> _WRITTEN INSTRUCTION_
Images are not part of the copy; transcribe all the data exactly.

> _RECORDS FOR THIS EXERCISE_
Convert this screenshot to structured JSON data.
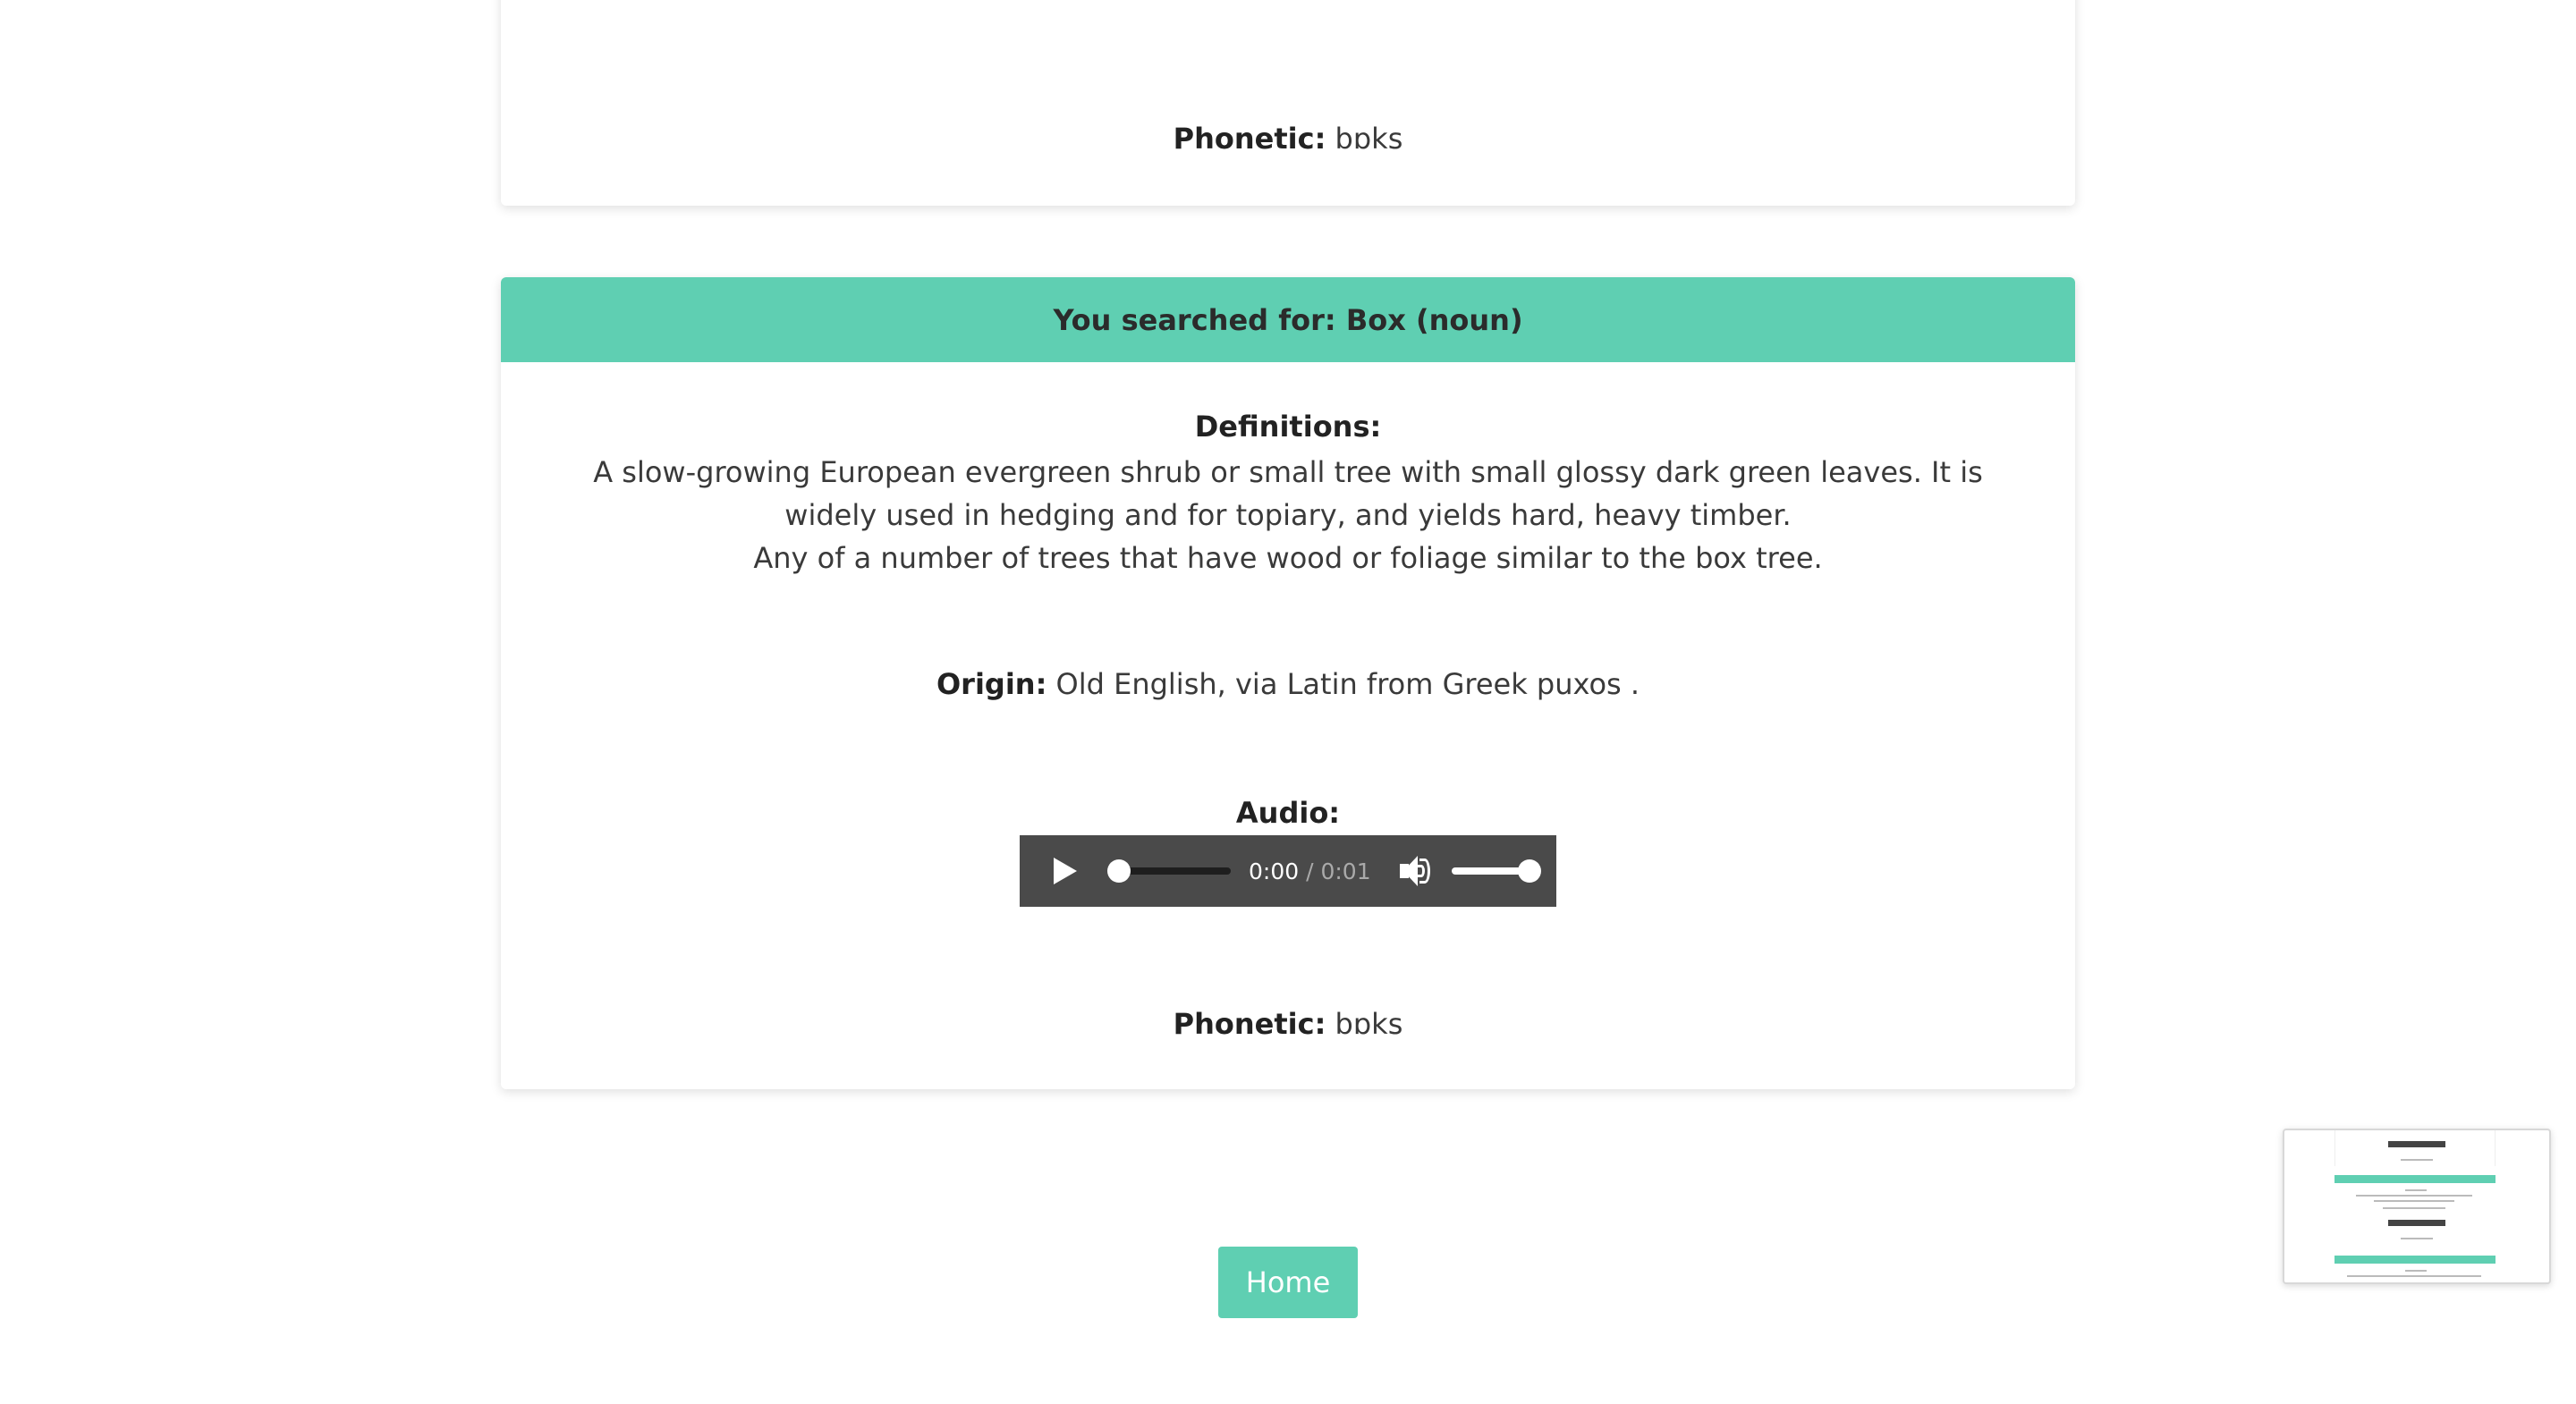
{
  "cards": [
    {
      "phonetic_label": "Phonetic:",
      "phonetic_value": "bɒks"
    },
    {
      "header": "You searched for: Box (noun)",
      "definitions_label": "Definitions:",
      "definitions": [
        "A slow-growing European evergreen shrub or small tree with small glossy dark green leaves. It is widely used in hedging and for topiary, and yields hard, heavy timber.",
        "Any of a number of trees that have wood or foliage similar to the box tree."
      ],
      "origin_label": "Origin:",
      "origin_value": "Old English, via Latin from Greek puxos .",
      "audio_label": "Audio:",
      "audio": {
        "current_time": "0:00",
        "duration": "/ 0:01",
        "play_icon": "play-icon",
        "volume_icon": "volume-icon",
        "progress_fraction": 0,
        "volume_fraction": 1
      },
      "phonetic_label": "Phonetic:",
      "phonetic_value": "bɒks"
    }
  ],
  "home_button": "Home",
  "colors": {
    "accent": "#5fcfb2",
    "player_bg": "#4a4a4a",
    "text": "#333333"
  }
}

> _SOLUTION TO THIS PROBLEM_
Convert this screenshot to structured JSON data.
{
  "cards": [
    {
      "phonetic_label": "Phonetic:",
      "phonetic_value": "bɒks"
    },
    {
      "header": "You searched for: Box (noun)",
      "definitions_label": "Definitions:",
      "definitions": [
        "A slow-growing European evergreen shrub or small tree with small glossy dark green leaves. It is widely used in hedging and for topiary, and yields hard, heavy timber.",
        "Any of a number of trees that have wood or foliage similar to the box tree."
      ],
      "origin_label": "Origin:",
      "origin_value": "Old English, via Latin from Greek puxos .",
      "audio_label": "Audio:",
      "audio": {
        "current_time": "0:00",
        "duration": "/ 0:01",
        "play_icon": "play-icon",
        "volume_icon": "volume-icon",
        "progress_fraction": 0,
        "volume_fraction": 1
      },
      "phonetic_label": "Phonetic:",
      "phonetic_value": "bɒks"
    }
  ],
  "home_button": "Home",
  "colors": {
    "accent": "#5fcfb2",
    "player_bg": "#4a4a4a",
    "text": "#333333"
  }
}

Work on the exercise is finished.